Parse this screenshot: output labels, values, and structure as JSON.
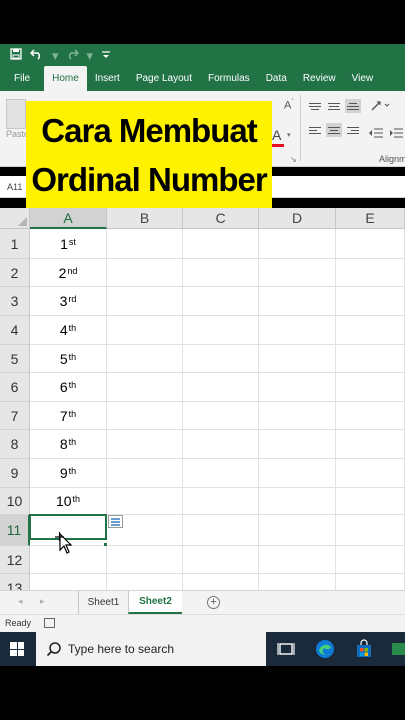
{
  "qat": {
    "save_icon": "save-icon",
    "undo_icon": "undo-icon",
    "redo_icon": "redo-icon",
    "customize_icon": "customize-icon"
  },
  "tabs": [
    "File",
    "Home",
    "Insert",
    "Page Layout",
    "Formulas",
    "Data",
    "Review",
    "View"
  ],
  "active_tab": "Home",
  "ribbon": {
    "paste_label": "Paste",
    "alignment_label": "Alignm"
  },
  "overlay": {
    "line1": "Cara Membuat",
    "line2": "Ordinal Number"
  },
  "formula_bar": {
    "name_box": "A11"
  },
  "columns": [
    "A",
    "B",
    "C",
    "D",
    "E"
  ],
  "rows": [
    "1",
    "2",
    "3",
    "4",
    "5",
    "6",
    "7",
    "8",
    "9",
    "10",
    "11",
    "12",
    "13"
  ],
  "cells": [
    {
      "num": "1",
      "suffix": "st"
    },
    {
      "num": "2",
      "suffix": "nd"
    },
    {
      "num": "3",
      "suffix": "rd"
    },
    {
      "num": "4",
      "suffix": "th"
    },
    {
      "num": "5",
      "suffix": "th"
    },
    {
      "num": "6",
      "suffix": "th"
    },
    {
      "num": "7",
      "suffix": "th"
    },
    {
      "num": "8",
      "suffix": "th"
    },
    {
      "num": "9",
      "suffix": "th"
    },
    {
      "num": "10",
      "suffix": "th"
    }
  ],
  "active_cell": "A11",
  "sheets": [
    "Sheet1",
    "Sheet2"
  ],
  "active_sheet": "Sheet2",
  "status": {
    "text": "Ready"
  },
  "taskbar": {
    "search_placeholder": "Type here to search"
  },
  "colors": {
    "excel_green": "#217346",
    "banner_yellow": "#fff200",
    "taskbar": "#1b2a3a"
  }
}
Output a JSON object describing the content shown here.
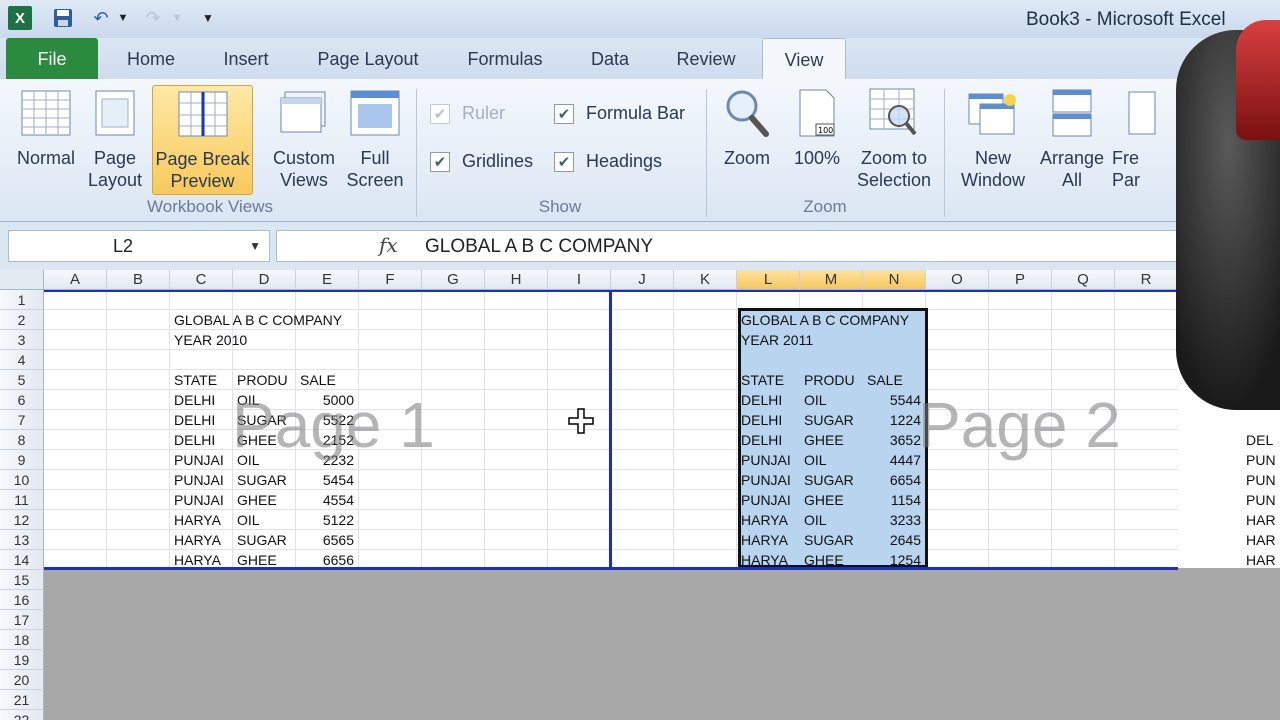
{
  "window": {
    "title": "Book3  -  Microsoft Excel"
  },
  "qat": {
    "logo": "X"
  },
  "tabs": [
    "File",
    "Home",
    "Insert",
    "Page Layout",
    "Formulas",
    "Data",
    "Review",
    "View"
  ],
  "ribbon": {
    "workbook_views": {
      "label": "Workbook Views",
      "buttons": [
        {
          "line1": "Normal",
          "line2": ""
        },
        {
          "line1": "Page",
          "line2": "Layout"
        },
        {
          "line1": "Page Break",
          "line2": "Preview"
        },
        {
          "line1": "Custom",
          "line2": "Views"
        },
        {
          "line1": "Full",
          "line2": "Screen"
        }
      ]
    },
    "show": {
      "label": "Show",
      "ruler": "Ruler",
      "gridlines": "Gridlines",
      "formula_bar": "Formula Bar",
      "headings": "Headings"
    },
    "zoom": {
      "label": "Zoom",
      "zoom": "Zoom",
      "hundred": "100%",
      "selection_line1": "Zoom to",
      "selection_line2": "Selection"
    },
    "window": {
      "new_line1": "New",
      "new_line2": "Window",
      "arrange_line1": "Arrange",
      "arrange_line2": "All",
      "freeze_line1": "Fre",
      "freeze_line2": "Par"
    }
  },
  "formula_bar": {
    "name_box": "L2",
    "fx": "fx",
    "value": "GLOBAL A B C COMPANY"
  },
  "columns": [
    "A",
    "B",
    "C",
    "D",
    "E",
    "F",
    "G",
    "H",
    "I",
    "J",
    "K",
    "L",
    "M",
    "N",
    "O",
    "P",
    "Q",
    "R"
  ],
  "rows": [
    "1",
    "2",
    "3",
    "4",
    "5",
    "6",
    "7",
    "8",
    "9",
    "10",
    "11",
    "12",
    "13",
    "14",
    "15",
    "16",
    "17",
    "18",
    "19",
    "20",
    "21",
    "22"
  ],
  "table1": {
    "title": "GLOBAL A B C COMPANY",
    "year": "YEAR 2010",
    "headers": [
      "STATE",
      "PRODU",
      "SALE"
    ],
    "rows": [
      [
        "DELHI",
        "OIL",
        "5000"
      ],
      [
        "DELHI",
        "SUGAR",
        "5522"
      ],
      [
        "DELHI",
        "GHEE",
        "2152"
      ],
      [
        "PUNJAI",
        "OIL",
        "2232"
      ],
      [
        "PUNJAI",
        "SUGAR",
        "5454"
      ],
      [
        "PUNJAI",
        "GHEE",
        "4554"
      ],
      [
        "HARYA",
        "OIL",
        "5122"
      ],
      [
        "HARYA",
        "SUGAR",
        "6565"
      ],
      [
        "HARYA",
        "GHEE",
        "6656"
      ]
    ]
  },
  "table2": {
    "title": "GLOBAL A B C COMPANY",
    "year": "YEAR 2011",
    "headers": [
      "STATE",
      "PRODU",
      "SALE"
    ],
    "rows": [
      [
        "DELHI",
        "OIL",
        "5544"
      ],
      [
        "DELHI",
        "SUGAR",
        "1224"
      ],
      [
        "DELHI",
        "GHEE",
        "3652"
      ],
      [
        "PUNJAI",
        "OIL",
        "4447"
      ],
      [
        "PUNJAI",
        "SUGAR",
        "6654"
      ],
      [
        "PUNJAI",
        "GHEE",
        "1154"
      ],
      [
        "HARYA",
        "OIL",
        "3233"
      ],
      [
        "HARYA",
        "SUGAR",
        "2645"
      ],
      [
        "HARYA",
        "GHEE",
        "1254"
      ]
    ]
  },
  "edge_cells": [
    "DEL",
    "PUN",
    "PUN",
    "PUN",
    "HAR",
    "HAR",
    "HAR"
  ],
  "watermarks": {
    "page1": "Page 1",
    "page2": "Page 2"
  }
}
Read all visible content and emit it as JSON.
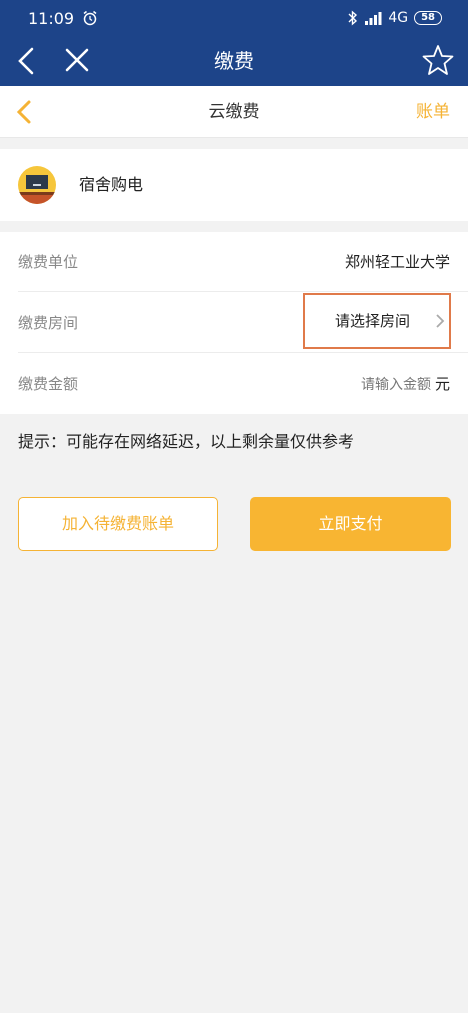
{
  "status_bar": {
    "time": "11:09",
    "network": "4G",
    "battery": "58"
  },
  "header": {
    "title": "缴费"
  },
  "subheader": {
    "title": "云缴费",
    "bill_link": "账单"
  },
  "card": {
    "label": "宿舍购电"
  },
  "form": {
    "unit_label": "缴费单位",
    "unit_value": "郑州轻工业大学",
    "room_label": "缴费房间",
    "room_placeholder": "请选择房间",
    "amount_label": "缴费金额",
    "amount_placeholder": "请输入金额",
    "amount_unit": "元"
  },
  "tip": "提示：可能存在网络延迟，以上剩余量仅供参考",
  "buttons": {
    "add_pending": "加入待缴费账单",
    "pay_now": "立即支付"
  },
  "colors": {
    "header_bg": "#1d4489",
    "accent": "#f5b335",
    "highlight_border": "#e07a4a"
  }
}
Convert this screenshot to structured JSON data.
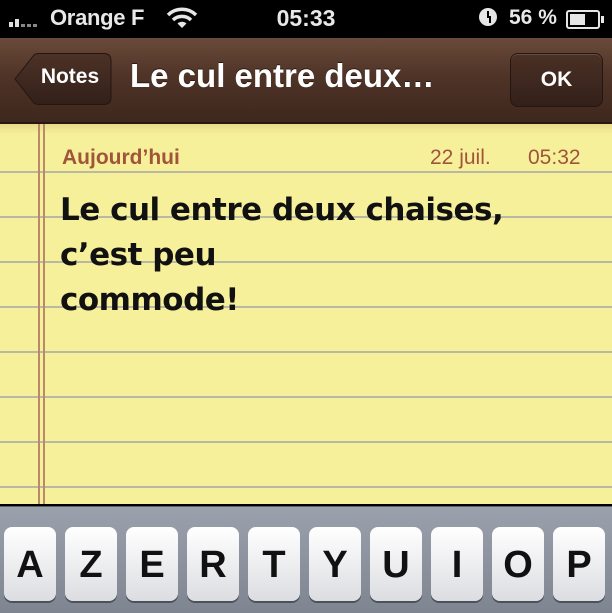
{
  "status_bar": {
    "carrier": "Orange F",
    "time": "05:33",
    "battery_percent": "56 %",
    "battery_level": 0.56,
    "icons": [
      "signal-icon",
      "wifi-icon",
      "alarm-clock-icon",
      "battery-charging-icon"
    ]
  },
  "navbar": {
    "back_label": "Notes",
    "title": "Le cul entre deux…",
    "done_label": "OK"
  },
  "note": {
    "date_label": "Aujourd’hui",
    "date": "22 juil.",
    "time": "05:32",
    "text_line1": "Le cul entre deux chaises, c’est peu",
    "text_line2": "commode!"
  },
  "keyboard": {
    "keys": [
      "A",
      "Z",
      "E",
      "R",
      "T",
      "Y",
      "U",
      "I",
      "O",
      "P"
    ]
  },
  "colors": {
    "paper": "#f7f09a",
    "date_text": "#a0553b",
    "navbar": "#4f3427"
  }
}
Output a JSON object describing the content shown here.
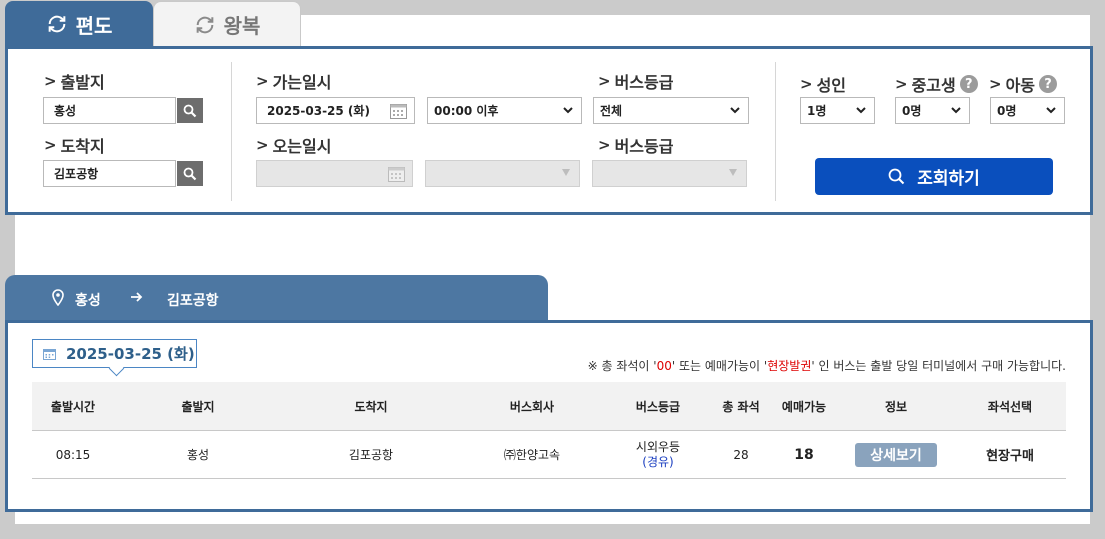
{
  "tabs": {
    "oneway": "편도",
    "roundtrip": "왕복"
  },
  "search": {
    "departure_label": "출발지",
    "departure_value": "홍성",
    "arrival_label": "도착지",
    "arrival_value": "김포공항",
    "go_date_label": "가는일시",
    "go_date_value": "2025-03-25 (화)",
    "go_time_value": "00:00 이후",
    "go_grade_label": "버스등급",
    "go_grade_value": "전체",
    "return_date_label": "오는일시",
    "return_grade_label": "버스등급",
    "adult_label": "성인",
    "adult_value": "1명",
    "teen_label": "중고생",
    "teen_value": "0명",
    "child_label": "아동",
    "child_value": "0명",
    "query_button": "조회하기"
  },
  "route": {
    "from": "홍성",
    "to": "김포공항"
  },
  "results": {
    "date": "2025-03-25 (화)",
    "notice": {
      "prefix": "※ 총 좌석이 '",
      "zero": "00",
      "middle": "' 또는 예매가능이 '",
      "onsite": "현장발권",
      "suffix": "' 인 버스는 출발 당일 터미널에서 구매 가능합니다."
    },
    "columns": [
      "출발시간",
      "출발지",
      "도착지",
      "버스회사",
      "버스등급",
      "총 좌석",
      "예매가능",
      "정보",
      "좌석선택"
    ],
    "rows": [
      {
        "time": "08:15",
        "from": "홍성",
        "to": "김포공항",
        "company": "㈜한양고속",
        "grade": "시외우등",
        "route_type": "(경유)",
        "total_seats": "28",
        "available": "18",
        "info_button": "상세보기",
        "seat_select": "현장구매"
      }
    ]
  },
  "colors": {
    "panel_border": "#3f6b99",
    "active_tab": "#3f6b99",
    "route_header": "#4d77a2",
    "query_button": "#0a4fbd",
    "detail_button": "#8aa3bd",
    "notice_highlight": "#dd0000",
    "route_type": "#1a3ec0"
  },
  "icons": {
    "tab": "refresh-icon",
    "search": "magnifier-icon",
    "date": "calendar-icon",
    "route_from": "location-pin-icon",
    "route_arrow": "arrow-right-icon",
    "help": "question-icon"
  }
}
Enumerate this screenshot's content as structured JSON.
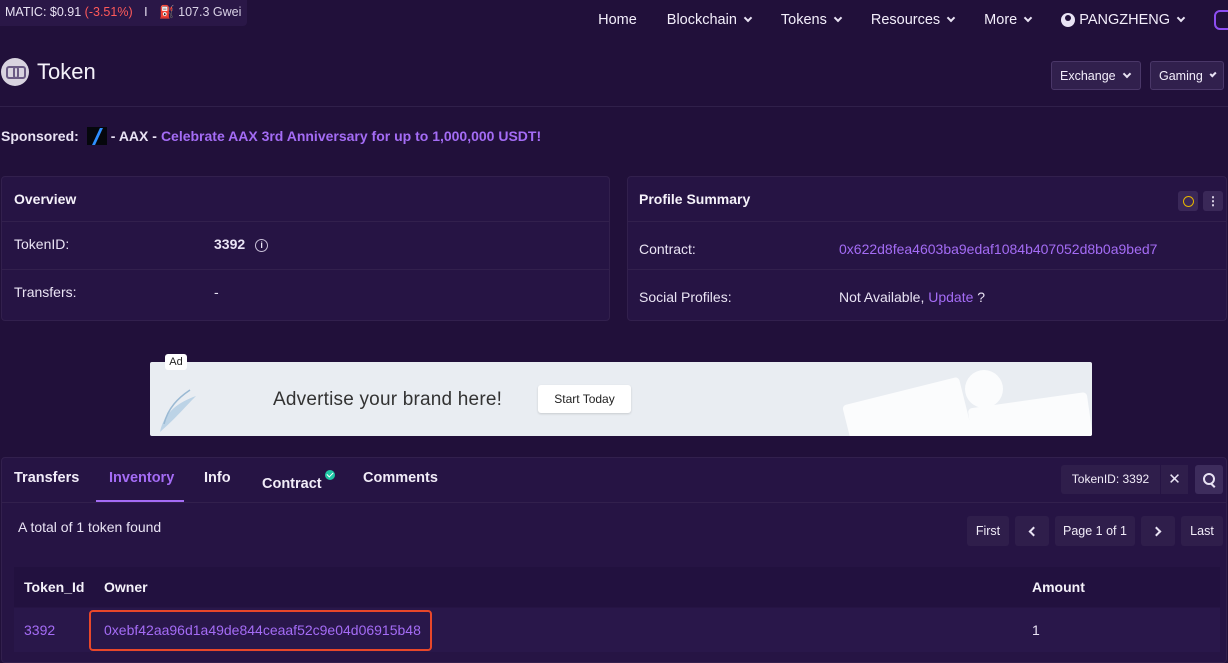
{
  "ticker": {
    "label": "MATIC: $0.91",
    "change": "(-3.51%)",
    "separator": "I",
    "gas_icon": "gas-pump-icon",
    "gas": "107.3 Gwei"
  },
  "nav": {
    "home": "Home",
    "blockchain": "Blockchain",
    "tokens": "Tokens",
    "resources": "Resources",
    "more": "More",
    "user": "PANGZHENG"
  },
  "header": {
    "title": "Token",
    "exchange": "Exchange",
    "gaming": "Gaming"
  },
  "sponsored": {
    "label": "Sponsored:",
    "brand": "- AAX -",
    "message": "Celebrate AAX 3rd Anniversary for up to 1,000,000 USDT!"
  },
  "overview": {
    "title": "Overview",
    "tokenid_label": "TokenID:",
    "tokenid_value": "3392",
    "transfers_label": "Transfers:",
    "transfers_value": "-"
  },
  "profile": {
    "title": "Profile Summary",
    "contract_label": "Contract:",
    "contract_value": "0x622d8fea4603ba9edaf1084b407052d8b0a9bed7",
    "social_label": "Social Profiles:",
    "social_value": "Not Available,",
    "social_link": "Update",
    "social_suffix": "?"
  },
  "ad": {
    "badge": "Ad",
    "text": "Advertise your brand here!",
    "button": "Start Today"
  },
  "tabs": [
    "Transfers",
    "Inventory",
    "Info",
    "Contract",
    "Comments"
  ],
  "active_tab": "Inventory",
  "filter": {
    "value": "TokenID: 3392",
    "clear": "✕"
  },
  "inventory": {
    "summary": "A total of 1 token found",
    "pagination": {
      "first": "First",
      "page": "Page 1 of 1",
      "last": "Last"
    },
    "columns": [
      "Token_Id",
      "Owner",
      "Amount"
    ],
    "rows": [
      {
        "token_id": "3392",
        "owner": "0xebf42aa96d1a49de844ceaaf52c9e04d06915b48",
        "amount": "1"
      }
    ]
  },
  "colors": {
    "background": "#21103a",
    "accent": "#a46cf5",
    "negative": "#ff5a5a",
    "highlight": "#e8472a",
    "verified": "#1fc7a5"
  }
}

**WORK INSTRUCTIONS:** In the entries above, find every line holding the word "entre" and copy it out.

**FULL ANSWER:**
    "title": "Le cul entre deux…",
    "text_line1": "Le cul entre deux chaises, c’est peu",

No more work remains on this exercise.